*** Material supplied ***

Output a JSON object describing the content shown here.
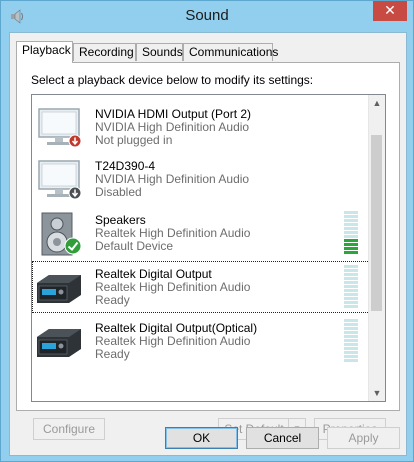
{
  "window": {
    "title": "Sound",
    "close_label": "✕"
  },
  "tabs": [
    {
      "label": "Playback",
      "active": true
    },
    {
      "label": "Recording",
      "active": false
    },
    {
      "label": "Sounds",
      "active": false
    },
    {
      "label": "Communications",
      "active": false
    }
  ],
  "instruction": "Select a playback device below to modify its settings:",
  "devices": [
    {
      "name": "NVIDIA HDMI Output (Port 2)",
      "driver": "NVIDIA High Definition Audio",
      "status": "Not plugged in",
      "icon": "monitor-icon",
      "badge": "unplugged-badge-icon",
      "meter": null
    },
    {
      "name": "T24D390-4",
      "driver": "NVIDIA High Definition Audio",
      "status": "Disabled",
      "icon": "monitor-icon",
      "badge": "disabled-badge-icon",
      "meter": null
    },
    {
      "name": "Speakers",
      "driver": "Realtek High Definition Audio",
      "status": "Default Device",
      "icon": "speaker-icon",
      "badge": "default-check-icon",
      "meter": {
        "level": 0.36
      }
    },
    {
      "name": "Realtek Digital Output",
      "driver": "Realtek High Definition Audio",
      "status": "Ready",
      "icon": "digital-output-icon",
      "badge": null,
      "meter": {
        "level": 0
      }
    },
    {
      "name": "Realtek Digital Output(Optical)",
      "driver": "Realtek High Definition Audio",
      "status": "Ready",
      "icon": "digital-output-icon",
      "badge": null,
      "meter": {
        "level": 0
      }
    }
  ],
  "buttons": {
    "configure": "Configure",
    "set_default": "Set Default",
    "properties": "Properties",
    "ok": "OK",
    "cancel": "Cancel",
    "apply": "Apply"
  },
  "colors": {
    "meter_on": "#2aa63a",
    "meter_off": "#c9e6e9",
    "window_frame": "#92cfee",
    "close_button": "#c74a43"
  }
}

***

● Written exercise:
Go through the entries above and print each one exactly, minus the pictures.

● Solution:
Output a JSON object describing the content shown here.
{
  "window": {
    "title": "Sound",
    "close_label": "✕"
  },
  "tabs": [
    {
      "label": "Playback",
      "active": true
    },
    {
      "label": "Recording",
      "active": false
    },
    {
      "label": "Sounds",
      "active": false
    },
    {
      "label": "Communications",
      "active": false
    }
  ],
  "instruction": "Select a playback device below to modify its settings:",
  "devices": [
    {
      "name": "NVIDIA HDMI Output (Port 2)",
      "driver": "NVIDIA High Definition Audio",
      "status": "Not plugged in",
      "icon": "monitor-icon",
      "badge": "unplugged-badge-icon",
      "meter": null
    },
    {
      "name": "T24D390-4",
      "driver": "NVIDIA High Definition Audio",
      "status": "Disabled",
      "icon": "monitor-icon",
      "badge": "disabled-badge-icon",
      "meter": null
    },
    {
      "name": "Speakers",
      "driver": "Realtek High Definition Audio",
      "status": "Default Device",
      "icon": "speaker-icon",
      "badge": "default-check-icon",
      "meter": {
        "level": 0.36
      }
    },
    {
      "name": "Realtek Digital Output",
      "driver": "Realtek High Definition Audio",
      "status": "Ready",
      "icon": "digital-output-icon",
      "badge": null,
      "meter": {
        "level": 0
      }
    },
    {
      "name": "Realtek Digital Output(Optical)",
      "driver": "Realtek High Definition Audio",
      "status": "Ready",
      "icon": "digital-output-icon",
      "badge": null,
      "meter": {
        "level": 0
      }
    }
  ],
  "buttons": {
    "configure": "Configure",
    "set_default": "Set Default",
    "properties": "Properties",
    "ok": "OK",
    "cancel": "Cancel",
    "apply": "Apply"
  },
  "colors": {
    "meter_on": "#2aa63a",
    "meter_off": "#c9e6e9",
    "window_frame": "#92cfee",
    "close_button": "#c74a43"
  }
}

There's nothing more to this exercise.